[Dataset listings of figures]
######
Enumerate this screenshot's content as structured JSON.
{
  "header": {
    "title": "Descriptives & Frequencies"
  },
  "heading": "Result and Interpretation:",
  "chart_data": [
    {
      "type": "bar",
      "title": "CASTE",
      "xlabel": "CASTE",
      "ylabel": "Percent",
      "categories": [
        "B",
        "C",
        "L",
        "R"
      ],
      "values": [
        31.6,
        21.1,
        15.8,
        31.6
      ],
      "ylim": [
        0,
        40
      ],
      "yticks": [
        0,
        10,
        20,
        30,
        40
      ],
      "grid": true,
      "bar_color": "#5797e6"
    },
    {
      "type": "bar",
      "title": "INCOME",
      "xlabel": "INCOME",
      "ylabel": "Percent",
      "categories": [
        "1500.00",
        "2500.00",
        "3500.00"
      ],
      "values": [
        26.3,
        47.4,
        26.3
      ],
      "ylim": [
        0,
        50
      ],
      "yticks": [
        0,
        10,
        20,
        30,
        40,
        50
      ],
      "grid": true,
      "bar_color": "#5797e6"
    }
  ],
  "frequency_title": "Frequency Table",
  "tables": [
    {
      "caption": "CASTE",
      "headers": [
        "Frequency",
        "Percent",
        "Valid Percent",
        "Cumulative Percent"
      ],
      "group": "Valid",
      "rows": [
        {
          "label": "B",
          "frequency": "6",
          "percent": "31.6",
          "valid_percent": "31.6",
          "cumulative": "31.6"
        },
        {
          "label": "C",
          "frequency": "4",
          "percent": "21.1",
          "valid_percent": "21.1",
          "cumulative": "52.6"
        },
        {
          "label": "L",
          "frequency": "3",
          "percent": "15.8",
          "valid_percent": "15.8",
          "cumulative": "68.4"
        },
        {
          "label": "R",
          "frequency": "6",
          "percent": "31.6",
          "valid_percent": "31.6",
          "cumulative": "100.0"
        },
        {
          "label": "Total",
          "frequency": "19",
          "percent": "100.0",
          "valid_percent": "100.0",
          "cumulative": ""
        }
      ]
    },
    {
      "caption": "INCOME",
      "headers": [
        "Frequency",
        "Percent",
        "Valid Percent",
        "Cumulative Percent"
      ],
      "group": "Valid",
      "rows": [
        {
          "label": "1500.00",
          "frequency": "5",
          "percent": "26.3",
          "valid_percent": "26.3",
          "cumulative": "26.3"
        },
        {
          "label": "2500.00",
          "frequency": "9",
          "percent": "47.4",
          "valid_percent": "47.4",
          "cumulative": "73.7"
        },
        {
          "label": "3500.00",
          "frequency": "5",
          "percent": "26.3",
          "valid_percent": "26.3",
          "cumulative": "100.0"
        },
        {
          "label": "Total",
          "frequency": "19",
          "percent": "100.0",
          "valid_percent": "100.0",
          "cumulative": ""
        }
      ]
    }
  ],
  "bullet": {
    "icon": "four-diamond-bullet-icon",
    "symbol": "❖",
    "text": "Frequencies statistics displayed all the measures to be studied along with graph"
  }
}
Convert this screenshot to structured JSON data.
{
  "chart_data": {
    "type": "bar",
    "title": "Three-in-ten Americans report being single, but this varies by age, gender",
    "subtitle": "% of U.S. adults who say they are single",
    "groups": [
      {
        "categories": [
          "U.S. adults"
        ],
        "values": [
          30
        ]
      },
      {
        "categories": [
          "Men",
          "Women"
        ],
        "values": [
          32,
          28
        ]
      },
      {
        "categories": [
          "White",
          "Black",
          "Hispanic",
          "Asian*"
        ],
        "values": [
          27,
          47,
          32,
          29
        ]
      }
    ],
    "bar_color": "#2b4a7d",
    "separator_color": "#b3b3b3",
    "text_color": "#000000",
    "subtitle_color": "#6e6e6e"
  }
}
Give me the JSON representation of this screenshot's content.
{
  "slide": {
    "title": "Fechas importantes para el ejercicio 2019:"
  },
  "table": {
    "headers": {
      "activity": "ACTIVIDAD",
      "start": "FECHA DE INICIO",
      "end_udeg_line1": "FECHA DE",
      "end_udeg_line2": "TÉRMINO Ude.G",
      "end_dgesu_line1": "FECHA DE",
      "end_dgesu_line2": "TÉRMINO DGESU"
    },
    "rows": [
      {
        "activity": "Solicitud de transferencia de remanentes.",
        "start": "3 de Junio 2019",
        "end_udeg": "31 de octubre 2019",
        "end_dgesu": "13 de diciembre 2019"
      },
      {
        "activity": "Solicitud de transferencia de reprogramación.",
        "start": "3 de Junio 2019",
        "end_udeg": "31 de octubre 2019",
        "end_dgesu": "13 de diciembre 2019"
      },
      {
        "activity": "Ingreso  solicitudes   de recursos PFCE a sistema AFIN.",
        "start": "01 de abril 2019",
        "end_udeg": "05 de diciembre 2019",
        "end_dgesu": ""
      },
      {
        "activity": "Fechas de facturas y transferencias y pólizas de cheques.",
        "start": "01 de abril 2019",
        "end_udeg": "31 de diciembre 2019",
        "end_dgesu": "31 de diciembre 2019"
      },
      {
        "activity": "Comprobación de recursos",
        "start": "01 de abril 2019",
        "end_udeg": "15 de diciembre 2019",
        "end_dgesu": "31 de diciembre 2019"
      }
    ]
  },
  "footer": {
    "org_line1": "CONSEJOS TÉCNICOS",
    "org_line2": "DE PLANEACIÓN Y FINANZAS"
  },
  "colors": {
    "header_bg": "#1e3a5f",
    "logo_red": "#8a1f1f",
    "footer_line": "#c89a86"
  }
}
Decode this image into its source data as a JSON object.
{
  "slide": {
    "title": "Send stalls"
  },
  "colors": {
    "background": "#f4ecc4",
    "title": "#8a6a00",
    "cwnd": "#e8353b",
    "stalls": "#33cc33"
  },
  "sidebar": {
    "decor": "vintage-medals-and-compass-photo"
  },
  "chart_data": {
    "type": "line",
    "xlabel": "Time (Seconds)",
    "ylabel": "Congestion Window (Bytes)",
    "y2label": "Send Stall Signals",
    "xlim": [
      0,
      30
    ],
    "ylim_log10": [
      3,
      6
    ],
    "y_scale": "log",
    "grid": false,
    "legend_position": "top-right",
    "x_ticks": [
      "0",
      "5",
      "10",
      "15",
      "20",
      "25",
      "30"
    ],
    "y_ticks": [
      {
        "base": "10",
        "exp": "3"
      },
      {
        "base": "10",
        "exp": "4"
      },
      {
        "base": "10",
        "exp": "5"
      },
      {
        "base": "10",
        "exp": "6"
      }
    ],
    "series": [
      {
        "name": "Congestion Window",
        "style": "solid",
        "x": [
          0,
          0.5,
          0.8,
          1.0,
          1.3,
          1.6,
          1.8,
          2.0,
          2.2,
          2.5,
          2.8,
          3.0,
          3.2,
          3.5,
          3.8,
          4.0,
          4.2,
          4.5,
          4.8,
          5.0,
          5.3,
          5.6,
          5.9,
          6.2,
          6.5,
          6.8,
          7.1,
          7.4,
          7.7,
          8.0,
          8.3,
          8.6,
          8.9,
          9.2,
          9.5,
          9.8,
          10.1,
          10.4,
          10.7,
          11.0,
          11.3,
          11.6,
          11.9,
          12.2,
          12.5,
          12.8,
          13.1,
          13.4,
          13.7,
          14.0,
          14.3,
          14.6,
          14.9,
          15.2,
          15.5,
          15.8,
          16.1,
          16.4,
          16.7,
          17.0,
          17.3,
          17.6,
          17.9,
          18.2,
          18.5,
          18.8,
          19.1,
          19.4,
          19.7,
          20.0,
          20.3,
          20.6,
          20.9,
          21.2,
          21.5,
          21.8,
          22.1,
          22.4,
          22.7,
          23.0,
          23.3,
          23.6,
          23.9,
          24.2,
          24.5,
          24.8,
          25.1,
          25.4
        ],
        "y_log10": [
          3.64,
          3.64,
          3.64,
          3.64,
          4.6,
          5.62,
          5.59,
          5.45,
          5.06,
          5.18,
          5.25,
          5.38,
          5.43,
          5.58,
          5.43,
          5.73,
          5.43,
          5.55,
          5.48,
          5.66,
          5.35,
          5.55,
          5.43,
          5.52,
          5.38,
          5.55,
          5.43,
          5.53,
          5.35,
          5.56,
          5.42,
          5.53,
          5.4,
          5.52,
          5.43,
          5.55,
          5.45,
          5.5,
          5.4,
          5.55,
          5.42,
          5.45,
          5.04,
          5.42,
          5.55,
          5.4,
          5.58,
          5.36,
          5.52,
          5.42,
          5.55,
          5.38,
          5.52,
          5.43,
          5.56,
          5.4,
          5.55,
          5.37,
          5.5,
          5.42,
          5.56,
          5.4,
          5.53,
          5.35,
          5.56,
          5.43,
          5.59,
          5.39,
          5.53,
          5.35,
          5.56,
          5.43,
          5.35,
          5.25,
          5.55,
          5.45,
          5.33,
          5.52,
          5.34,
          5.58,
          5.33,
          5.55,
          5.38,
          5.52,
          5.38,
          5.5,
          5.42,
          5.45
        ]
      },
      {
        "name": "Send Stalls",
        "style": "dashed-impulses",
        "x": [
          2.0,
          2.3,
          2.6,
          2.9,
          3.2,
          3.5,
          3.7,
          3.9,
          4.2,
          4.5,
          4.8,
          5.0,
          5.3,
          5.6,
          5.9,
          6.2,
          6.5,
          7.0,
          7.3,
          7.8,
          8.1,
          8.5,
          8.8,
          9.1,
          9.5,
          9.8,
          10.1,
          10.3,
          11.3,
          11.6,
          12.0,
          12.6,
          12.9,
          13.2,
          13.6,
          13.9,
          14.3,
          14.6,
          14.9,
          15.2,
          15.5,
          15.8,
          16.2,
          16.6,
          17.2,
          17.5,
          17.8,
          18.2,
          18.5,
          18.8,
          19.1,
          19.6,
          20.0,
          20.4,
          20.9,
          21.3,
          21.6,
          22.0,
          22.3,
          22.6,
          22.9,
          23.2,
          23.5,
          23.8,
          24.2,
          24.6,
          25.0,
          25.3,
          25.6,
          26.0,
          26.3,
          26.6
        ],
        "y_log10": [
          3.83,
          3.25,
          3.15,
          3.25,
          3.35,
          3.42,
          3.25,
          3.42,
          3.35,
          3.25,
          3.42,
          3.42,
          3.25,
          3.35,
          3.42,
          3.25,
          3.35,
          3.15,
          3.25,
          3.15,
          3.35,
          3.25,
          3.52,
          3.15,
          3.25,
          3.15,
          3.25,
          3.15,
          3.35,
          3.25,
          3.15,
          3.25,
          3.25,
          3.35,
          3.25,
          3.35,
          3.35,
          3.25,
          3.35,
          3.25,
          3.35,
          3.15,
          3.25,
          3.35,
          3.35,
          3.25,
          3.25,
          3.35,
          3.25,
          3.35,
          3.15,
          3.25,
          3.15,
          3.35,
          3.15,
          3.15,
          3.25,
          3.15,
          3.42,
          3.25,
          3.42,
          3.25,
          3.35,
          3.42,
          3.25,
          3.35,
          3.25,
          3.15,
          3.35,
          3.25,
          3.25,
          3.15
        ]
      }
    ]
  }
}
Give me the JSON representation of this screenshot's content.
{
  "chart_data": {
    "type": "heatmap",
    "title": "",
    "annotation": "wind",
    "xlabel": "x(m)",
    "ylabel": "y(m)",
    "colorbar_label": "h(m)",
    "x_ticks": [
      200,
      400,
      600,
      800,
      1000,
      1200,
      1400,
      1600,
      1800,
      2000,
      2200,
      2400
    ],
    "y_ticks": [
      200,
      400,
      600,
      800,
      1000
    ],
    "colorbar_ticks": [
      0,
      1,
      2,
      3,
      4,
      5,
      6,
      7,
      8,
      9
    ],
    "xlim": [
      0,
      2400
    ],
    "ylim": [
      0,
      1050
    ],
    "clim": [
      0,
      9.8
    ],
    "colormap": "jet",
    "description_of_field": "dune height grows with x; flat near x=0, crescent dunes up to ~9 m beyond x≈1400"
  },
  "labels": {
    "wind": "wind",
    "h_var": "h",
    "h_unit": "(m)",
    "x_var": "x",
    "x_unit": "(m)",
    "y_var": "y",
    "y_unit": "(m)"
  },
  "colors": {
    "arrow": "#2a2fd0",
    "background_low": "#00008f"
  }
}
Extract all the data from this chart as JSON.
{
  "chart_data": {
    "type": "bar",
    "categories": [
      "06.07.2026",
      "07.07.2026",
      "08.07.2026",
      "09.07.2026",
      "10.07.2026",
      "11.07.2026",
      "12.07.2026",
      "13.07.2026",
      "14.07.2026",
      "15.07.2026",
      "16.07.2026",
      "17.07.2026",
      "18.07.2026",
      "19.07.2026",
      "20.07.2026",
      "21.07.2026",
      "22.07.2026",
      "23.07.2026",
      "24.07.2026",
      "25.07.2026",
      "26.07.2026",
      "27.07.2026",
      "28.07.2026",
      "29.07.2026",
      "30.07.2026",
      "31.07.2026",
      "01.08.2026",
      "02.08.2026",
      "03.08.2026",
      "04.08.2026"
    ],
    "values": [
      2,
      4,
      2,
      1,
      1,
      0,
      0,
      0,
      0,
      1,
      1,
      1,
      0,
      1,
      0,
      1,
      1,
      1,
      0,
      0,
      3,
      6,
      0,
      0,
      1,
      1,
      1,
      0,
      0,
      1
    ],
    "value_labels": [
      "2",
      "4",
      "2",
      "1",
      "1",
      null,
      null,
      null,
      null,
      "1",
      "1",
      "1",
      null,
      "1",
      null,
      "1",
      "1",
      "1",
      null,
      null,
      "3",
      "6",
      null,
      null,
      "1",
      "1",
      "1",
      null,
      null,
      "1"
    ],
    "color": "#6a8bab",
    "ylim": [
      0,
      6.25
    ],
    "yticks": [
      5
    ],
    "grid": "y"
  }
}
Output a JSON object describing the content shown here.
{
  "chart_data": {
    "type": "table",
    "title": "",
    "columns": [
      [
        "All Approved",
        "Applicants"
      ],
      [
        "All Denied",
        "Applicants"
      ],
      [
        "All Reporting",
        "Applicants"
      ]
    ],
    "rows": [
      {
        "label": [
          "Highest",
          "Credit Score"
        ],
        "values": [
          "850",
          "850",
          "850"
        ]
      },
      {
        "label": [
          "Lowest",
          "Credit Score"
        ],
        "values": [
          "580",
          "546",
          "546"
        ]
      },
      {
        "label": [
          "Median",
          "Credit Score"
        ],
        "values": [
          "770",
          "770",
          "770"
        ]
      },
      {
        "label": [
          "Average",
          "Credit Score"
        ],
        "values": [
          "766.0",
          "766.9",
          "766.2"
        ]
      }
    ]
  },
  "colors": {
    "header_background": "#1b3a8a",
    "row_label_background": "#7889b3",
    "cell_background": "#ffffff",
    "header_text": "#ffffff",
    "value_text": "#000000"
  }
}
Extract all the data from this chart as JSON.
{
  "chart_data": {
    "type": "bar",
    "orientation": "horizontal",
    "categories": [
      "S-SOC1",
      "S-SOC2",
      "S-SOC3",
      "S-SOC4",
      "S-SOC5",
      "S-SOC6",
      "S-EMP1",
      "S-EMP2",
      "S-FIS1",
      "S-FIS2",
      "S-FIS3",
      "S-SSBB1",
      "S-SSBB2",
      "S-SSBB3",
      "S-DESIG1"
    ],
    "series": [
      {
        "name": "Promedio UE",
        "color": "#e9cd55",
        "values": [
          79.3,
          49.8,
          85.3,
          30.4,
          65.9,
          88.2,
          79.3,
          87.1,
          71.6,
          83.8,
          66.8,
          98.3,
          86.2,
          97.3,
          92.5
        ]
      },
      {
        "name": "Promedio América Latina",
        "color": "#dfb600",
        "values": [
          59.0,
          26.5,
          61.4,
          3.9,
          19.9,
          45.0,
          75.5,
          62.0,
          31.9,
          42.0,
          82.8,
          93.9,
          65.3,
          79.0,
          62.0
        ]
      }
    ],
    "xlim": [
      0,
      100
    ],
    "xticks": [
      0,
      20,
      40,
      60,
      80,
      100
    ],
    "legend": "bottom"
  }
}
######
In the entries above, count each line holding "bullet" and report the total and nothing more.

2